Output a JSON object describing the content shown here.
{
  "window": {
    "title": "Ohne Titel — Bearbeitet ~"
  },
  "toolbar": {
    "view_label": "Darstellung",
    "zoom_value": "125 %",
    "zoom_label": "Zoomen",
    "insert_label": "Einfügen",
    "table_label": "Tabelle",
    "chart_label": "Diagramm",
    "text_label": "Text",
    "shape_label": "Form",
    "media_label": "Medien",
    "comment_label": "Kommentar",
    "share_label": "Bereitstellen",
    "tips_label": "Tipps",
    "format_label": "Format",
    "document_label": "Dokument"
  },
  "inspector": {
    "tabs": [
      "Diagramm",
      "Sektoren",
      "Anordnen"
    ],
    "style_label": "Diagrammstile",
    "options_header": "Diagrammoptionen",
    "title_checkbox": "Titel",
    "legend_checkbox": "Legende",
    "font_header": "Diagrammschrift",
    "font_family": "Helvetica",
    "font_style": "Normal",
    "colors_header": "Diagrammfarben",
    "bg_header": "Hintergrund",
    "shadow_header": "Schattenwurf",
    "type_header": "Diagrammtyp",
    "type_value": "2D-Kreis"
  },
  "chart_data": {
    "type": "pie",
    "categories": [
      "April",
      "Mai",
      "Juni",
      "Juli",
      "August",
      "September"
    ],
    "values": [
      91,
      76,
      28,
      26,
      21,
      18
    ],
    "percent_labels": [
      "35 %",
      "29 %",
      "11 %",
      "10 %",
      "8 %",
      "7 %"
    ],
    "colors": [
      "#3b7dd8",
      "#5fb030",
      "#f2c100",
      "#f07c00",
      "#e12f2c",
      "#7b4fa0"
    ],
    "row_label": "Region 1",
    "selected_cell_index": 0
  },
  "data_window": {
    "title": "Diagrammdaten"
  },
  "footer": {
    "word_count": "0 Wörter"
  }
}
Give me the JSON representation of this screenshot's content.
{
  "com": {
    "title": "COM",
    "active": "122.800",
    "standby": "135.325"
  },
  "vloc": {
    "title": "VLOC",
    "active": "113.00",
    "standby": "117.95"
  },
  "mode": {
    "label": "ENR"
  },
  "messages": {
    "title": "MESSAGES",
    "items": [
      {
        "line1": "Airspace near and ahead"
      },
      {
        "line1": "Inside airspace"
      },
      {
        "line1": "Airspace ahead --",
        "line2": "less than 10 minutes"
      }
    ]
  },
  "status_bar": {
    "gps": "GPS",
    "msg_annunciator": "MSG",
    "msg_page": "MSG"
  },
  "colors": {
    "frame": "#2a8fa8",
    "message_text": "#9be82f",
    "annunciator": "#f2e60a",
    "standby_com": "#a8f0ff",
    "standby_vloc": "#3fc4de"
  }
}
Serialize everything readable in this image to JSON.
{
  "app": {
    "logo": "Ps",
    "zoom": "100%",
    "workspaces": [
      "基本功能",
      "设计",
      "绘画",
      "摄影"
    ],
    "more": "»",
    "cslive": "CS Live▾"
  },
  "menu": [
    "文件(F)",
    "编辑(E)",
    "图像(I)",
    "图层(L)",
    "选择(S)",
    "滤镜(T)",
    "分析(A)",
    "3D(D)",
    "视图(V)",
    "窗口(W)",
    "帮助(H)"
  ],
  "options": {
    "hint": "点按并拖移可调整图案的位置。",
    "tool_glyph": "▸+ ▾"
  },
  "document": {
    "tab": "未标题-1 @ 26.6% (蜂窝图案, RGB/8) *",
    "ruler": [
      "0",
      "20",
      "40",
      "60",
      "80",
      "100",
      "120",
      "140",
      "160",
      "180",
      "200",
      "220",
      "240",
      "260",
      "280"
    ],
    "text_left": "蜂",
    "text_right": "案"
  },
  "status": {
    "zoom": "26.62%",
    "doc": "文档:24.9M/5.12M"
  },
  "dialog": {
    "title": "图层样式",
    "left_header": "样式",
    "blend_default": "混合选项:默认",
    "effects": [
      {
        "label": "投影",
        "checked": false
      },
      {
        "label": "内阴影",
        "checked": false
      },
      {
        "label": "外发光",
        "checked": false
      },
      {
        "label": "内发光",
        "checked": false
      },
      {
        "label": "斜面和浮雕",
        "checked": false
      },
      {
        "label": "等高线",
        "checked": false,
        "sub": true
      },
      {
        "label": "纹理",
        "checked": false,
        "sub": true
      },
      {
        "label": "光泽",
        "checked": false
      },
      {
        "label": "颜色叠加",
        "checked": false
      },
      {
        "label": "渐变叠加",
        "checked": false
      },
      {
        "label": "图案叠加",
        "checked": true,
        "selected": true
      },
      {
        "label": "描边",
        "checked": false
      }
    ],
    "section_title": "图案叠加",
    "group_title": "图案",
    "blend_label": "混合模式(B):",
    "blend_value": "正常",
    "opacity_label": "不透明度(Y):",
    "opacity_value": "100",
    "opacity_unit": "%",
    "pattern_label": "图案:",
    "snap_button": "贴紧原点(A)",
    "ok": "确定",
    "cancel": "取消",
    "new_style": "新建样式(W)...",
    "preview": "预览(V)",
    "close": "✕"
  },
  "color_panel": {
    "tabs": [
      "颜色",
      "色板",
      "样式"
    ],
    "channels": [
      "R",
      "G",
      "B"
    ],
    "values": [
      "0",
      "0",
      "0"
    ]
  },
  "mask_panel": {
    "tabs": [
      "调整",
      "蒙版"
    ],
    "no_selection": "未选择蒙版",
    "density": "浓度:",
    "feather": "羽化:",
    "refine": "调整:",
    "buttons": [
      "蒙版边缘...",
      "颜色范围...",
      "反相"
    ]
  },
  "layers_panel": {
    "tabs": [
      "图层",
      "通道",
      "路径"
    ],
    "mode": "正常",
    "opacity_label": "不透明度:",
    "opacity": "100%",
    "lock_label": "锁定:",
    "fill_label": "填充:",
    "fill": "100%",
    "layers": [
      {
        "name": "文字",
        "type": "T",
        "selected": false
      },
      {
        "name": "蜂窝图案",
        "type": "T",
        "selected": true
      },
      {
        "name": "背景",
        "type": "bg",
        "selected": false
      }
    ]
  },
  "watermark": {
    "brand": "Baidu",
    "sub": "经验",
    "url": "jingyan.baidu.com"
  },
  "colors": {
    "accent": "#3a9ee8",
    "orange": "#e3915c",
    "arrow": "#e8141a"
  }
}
++++
> **Instruction**: From the listing, tally every line with the word "不透明度" in it and give only the tally.

> **Solution**: 2